### Rows from a figure dataset:

— START —

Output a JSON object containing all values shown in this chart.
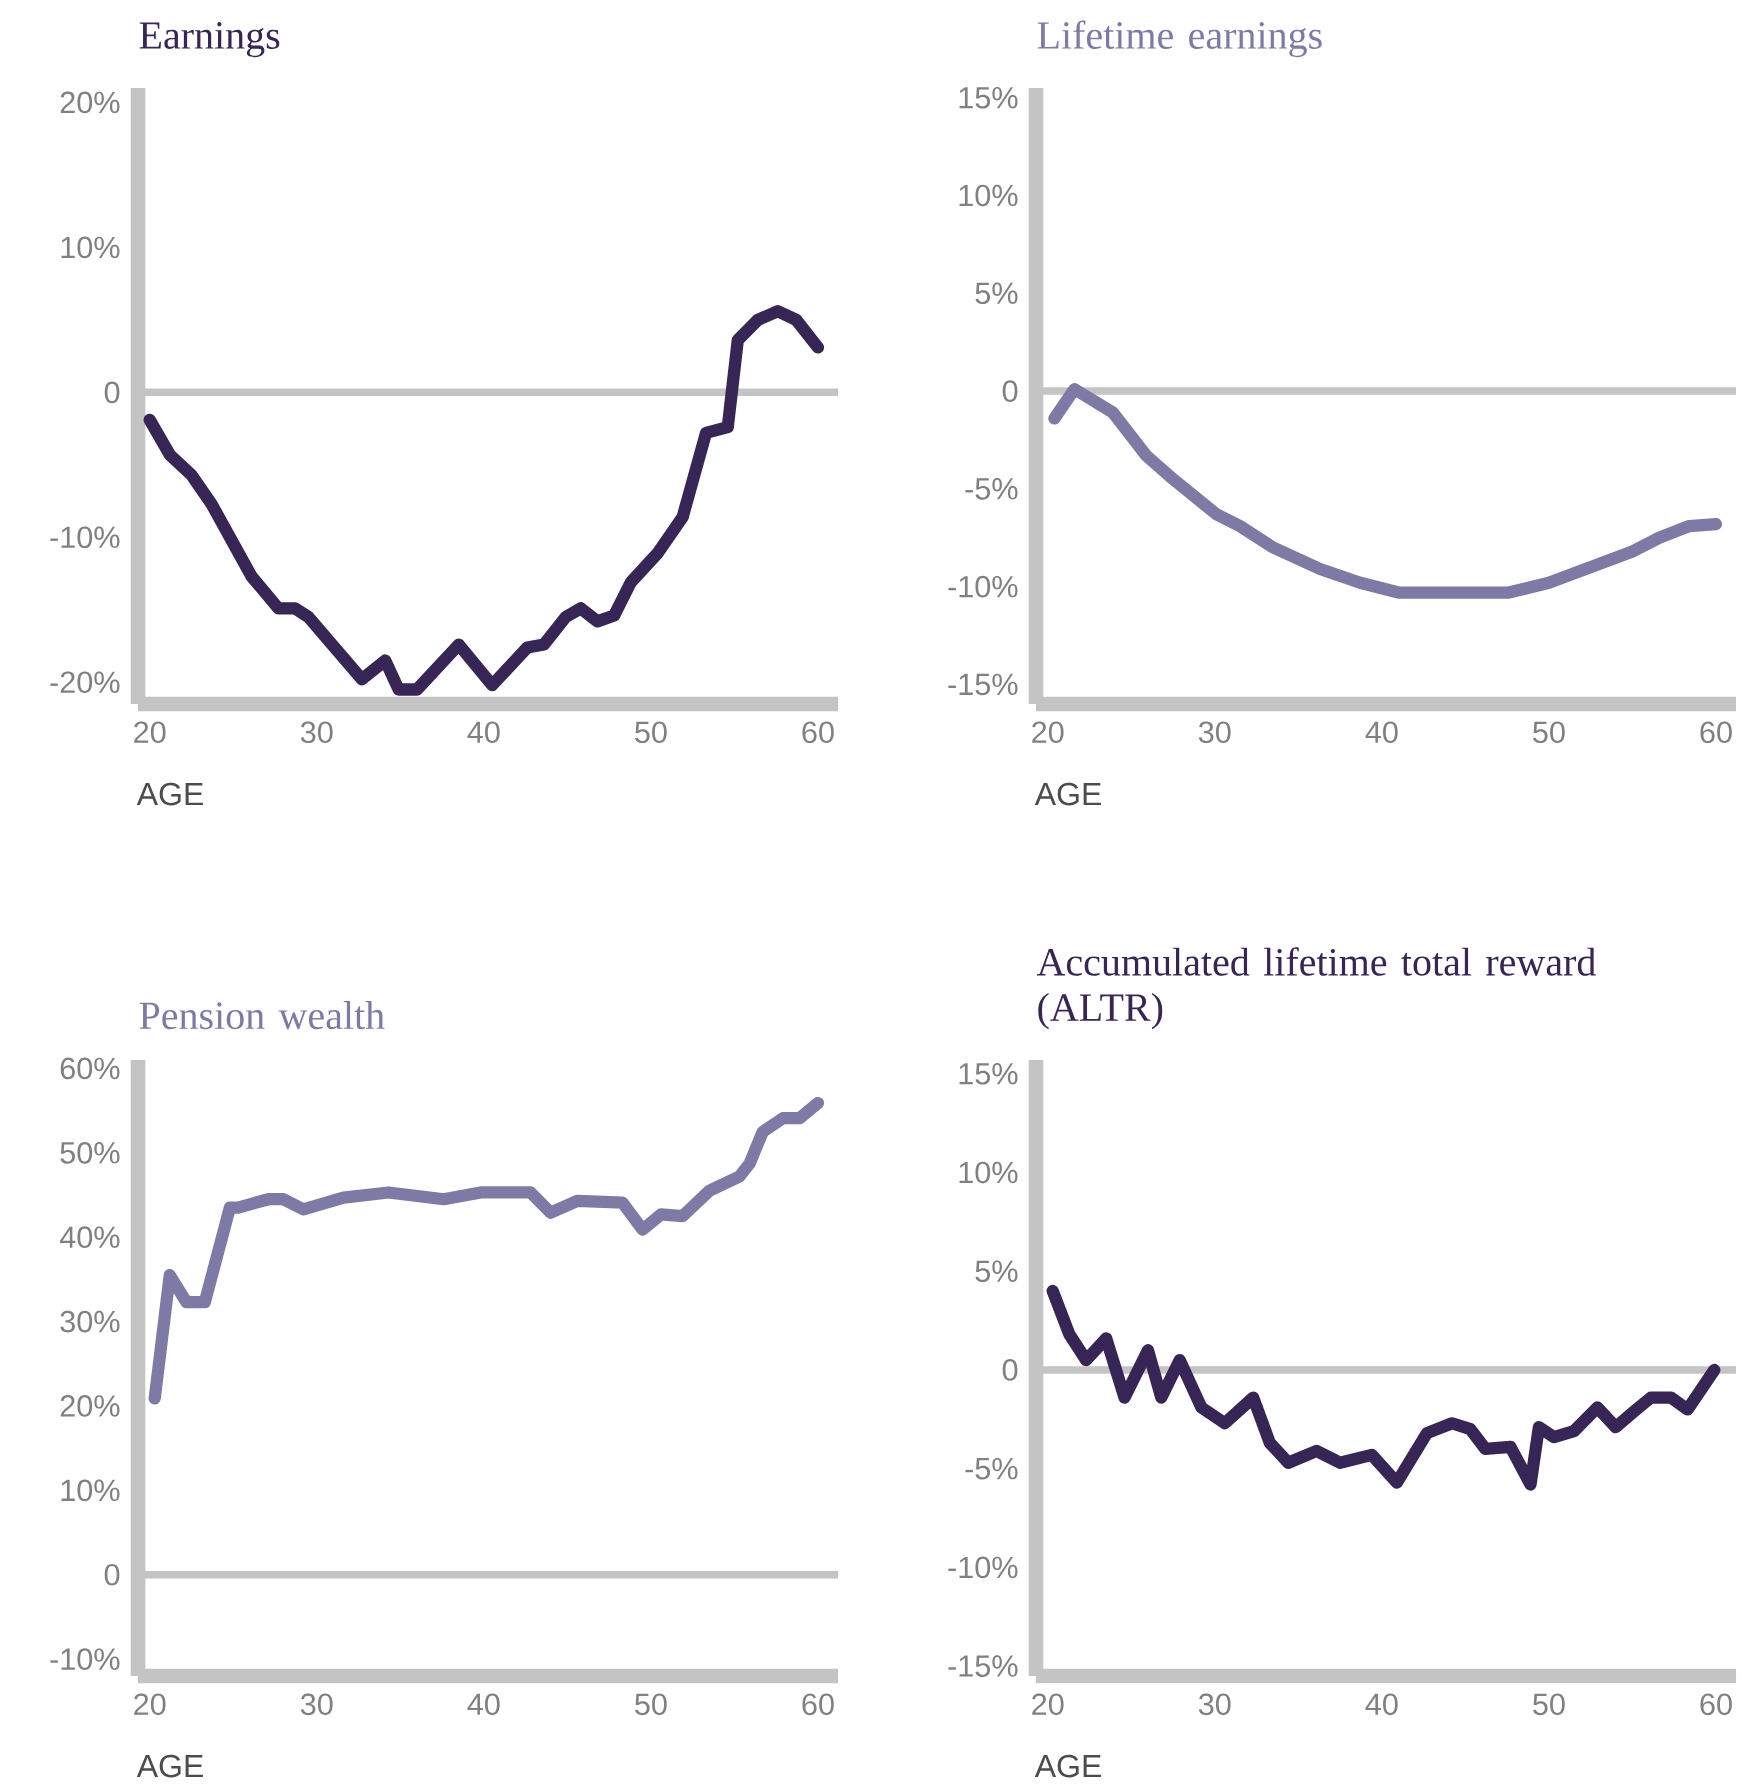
{
  "chart_data": [
    {
      "type": "line",
      "title": "Earnings",
      "xlabel": "AGE",
      "xlim": [
        19.3,
        61.2
      ],
      "xticks": [
        20,
        30,
        40,
        50,
        60
      ],
      "ylim": [
        -21.5,
        21
      ],
      "yticks": [
        {
          "value": 20,
          "label": "20%"
        },
        {
          "value": 10,
          "label": "10%"
        },
        0,
        {
          "value": -10,
          "label": "-10%"
        },
        {
          "value": -20,
          "label": "-20%"
        }
      ],
      "ref_lines": [
        {
          "axis": "y",
          "value": 0,
          "color": "#c4c4c4"
        }
      ],
      "series": [
        {
          "color": "#372556",
          "x": [
            20.0,
            21.2,
            22.5,
            23.7,
            26.1,
            27.7,
            28.7,
            29.5,
            32.7,
            34.1,
            34.9,
            36.0,
            38.5,
            40.5,
            42.6,
            43.6,
            44.9,
            45.8,
            46.8,
            47.8,
            48.8,
            50.4,
            51.9,
            53.3,
            54.6,
            55.2,
            56.4,
            57.6,
            58.7,
            60.0
          ],
          "values": [
            -1.9,
            -4.3,
            -5.7,
            -7.7,
            -12.7,
            -14.9,
            -14.9,
            -15.5,
            -19.8,
            -18.5,
            -20.5,
            -20.5,
            -17.4,
            -20.2,
            -17.6,
            -17.4,
            -15.5,
            -14.9,
            -15.8,
            -15.4,
            -13.1,
            -11.1,
            -8.6,
            -2.8,
            -2.4,
            3.6,
            5.0,
            5.6,
            5.0,
            3.1
          ]
        }
      ]
    },
    {
      "type": "line",
      "title": "Lifetime earnings",
      "xlabel": "AGE",
      "xlim": [
        19.3,
        61.2
      ],
      "xticks": [
        20,
        30,
        40,
        50,
        60
      ],
      "ylim": [
        -16,
        15.5
      ],
      "yticks": [
        {
          "value": 15,
          "label": "15%"
        },
        {
          "value": 10,
          "label": "10%"
        },
        {
          "value": 5,
          "label": "5%"
        },
        0,
        {
          "value": -5,
          "label": "-5%"
        },
        {
          "value": -10,
          "label": "-10%"
        },
        {
          "value": -15,
          "label": "-15%"
        }
      ],
      "ref_lines": [
        {
          "axis": "y",
          "value": 0,
          "color": "#c4c4c4"
        }
      ],
      "series": [
        {
          "color": "#7e7aa6",
          "x": [
            20.4,
            21.6,
            23.9,
            25.9,
            27.5,
            30.1,
            31.5,
            33.5,
            36.3,
            38.7,
            41.0,
            47.6,
            50.0,
            52.2,
            55.0,
            56.6,
            58.4,
            60.0
          ],
          "values": [
            -1.4,
            0.1,
            -1.1,
            -3.3,
            -4.5,
            -6.3,
            -6.9,
            -8.0,
            -9.1,
            -9.8,
            -10.3,
            -10.3,
            -9.8,
            -9.1,
            -8.2,
            -7.5,
            -6.9,
            -6.8
          ]
        }
      ]
    },
    {
      "type": "line",
      "title": "Pension wealth",
      "xlabel": "AGE",
      "xlim": [
        19.3,
        61.2
      ],
      "xticks": [
        20,
        30,
        40,
        50,
        60
      ],
      "ylim": [
        -12,
        61
      ],
      "yticks": [
        {
          "value": 60,
          "label": "60%"
        },
        {
          "value": 50,
          "label": "50%"
        },
        {
          "value": 40,
          "label": "40%"
        },
        {
          "value": 30,
          "label": "30%"
        },
        {
          "value": 20,
          "label": "20%"
        },
        {
          "value": 10,
          "label": "10%"
        },
        0,
        {
          "value": -10,
          "label": "-10%"
        }
      ],
      "ref_lines": [
        {
          "axis": "y",
          "value": 0,
          "color": "#c4c4c4"
        }
      ],
      "series": [
        {
          "color": "#7e7aa6",
          "x": [
            20.3,
            21.2,
            22.2,
            23.3,
            24.8,
            25.3,
            27.1,
            28.0,
            29.2,
            31.6,
            34.3,
            37.6,
            39.8,
            42.8,
            44.0,
            45.6,
            48.3,
            49.5,
            50.6,
            51.9,
            53.5,
            55.3,
            55.9,
            56.7,
            57.9,
            58.9,
            60.0
          ],
          "values": [
            20.9,
            35.5,
            32.3,
            32.3,
            43.5,
            43.5,
            44.5,
            44.5,
            43.3,
            44.7,
            45.3,
            44.5,
            45.3,
            45.3,
            42.9,
            44.3,
            44.1,
            40.9,
            42.7,
            42.5,
            45.5,
            47.2,
            48.7,
            52.5,
            54.1,
            54.1,
            55.9
          ]
        }
      ]
    },
    {
      "type": "line",
      "title": "Accumulated lifetime total reward (ALTR)",
      "xlabel": "AGE",
      "xlim": [
        19.3,
        61.2
      ],
      "xticks": [
        20,
        30,
        40,
        50,
        60
      ],
      "ylim": [
        -15.5,
        15.7
      ],
      "yticks": [
        {
          "value": 15,
          "label": "15%"
        },
        {
          "value": 10,
          "label": "10%"
        },
        {
          "value": 5,
          "label": "5%"
        },
        0,
        {
          "value": -5,
          "label": "-5%"
        },
        {
          "value": -10,
          "label": "-10%"
        },
        {
          "value": -15,
          "label": "-15%"
        }
      ],
      "ref_lines": [
        {
          "axis": "y",
          "value": 0,
          "color": "#c4c4c4"
        }
      ],
      "series": [
        {
          "color": "#372556",
          "x": [
            20.3,
            21.3,
            22.3,
            23.5,
            24.6,
            26.0,
            26.8,
            27.9,
            29.2,
            30.6,
            32.3,
            33.3,
            34.4,
            36.1,
            37.5,
            39.4,
            40.9,
            42.7,
            44.2,
            45.3,
            46.2,
            47.7,
            48.9,
            49.4,
            50.3,
            51.5,
            52.9,
            54.0,
            55.1,
            56.1,
            57.3,
            58.3,
            59.9
          ],
          "values": [
            4.0,
            1.8,
            0.5,
            1.6,
            -1.4,
            1.0,
            -1.4,
            0.5,
            -1.9,
            -2.7,
            -1.4,
            -3.7,
            -4.7,
            -4.1,
            -4.7,
            -4.3,
            -5.7,
            -3.2,
            -2.7,
            -3.0,
            -4.0,
            -3.9,
            -5.8,
            -2.9,
            -3.4,
            -3.1,
            -1.9,
            -2.9,
            -2.1,
            -1.4,
            -1.4,
            -2.0,
            0.0
          ]
        }
      ]
    }
  ]
}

— END —

### Instructions for the task:
Look through the entries above for the word "title". Copy every line where it shows up.

### Response:
      "title": "Earnings",
      "title": "Lifetime earnings",
      "title": "Pension wealth",
      "title": "Accumulated lifetime total reward (ALTR)",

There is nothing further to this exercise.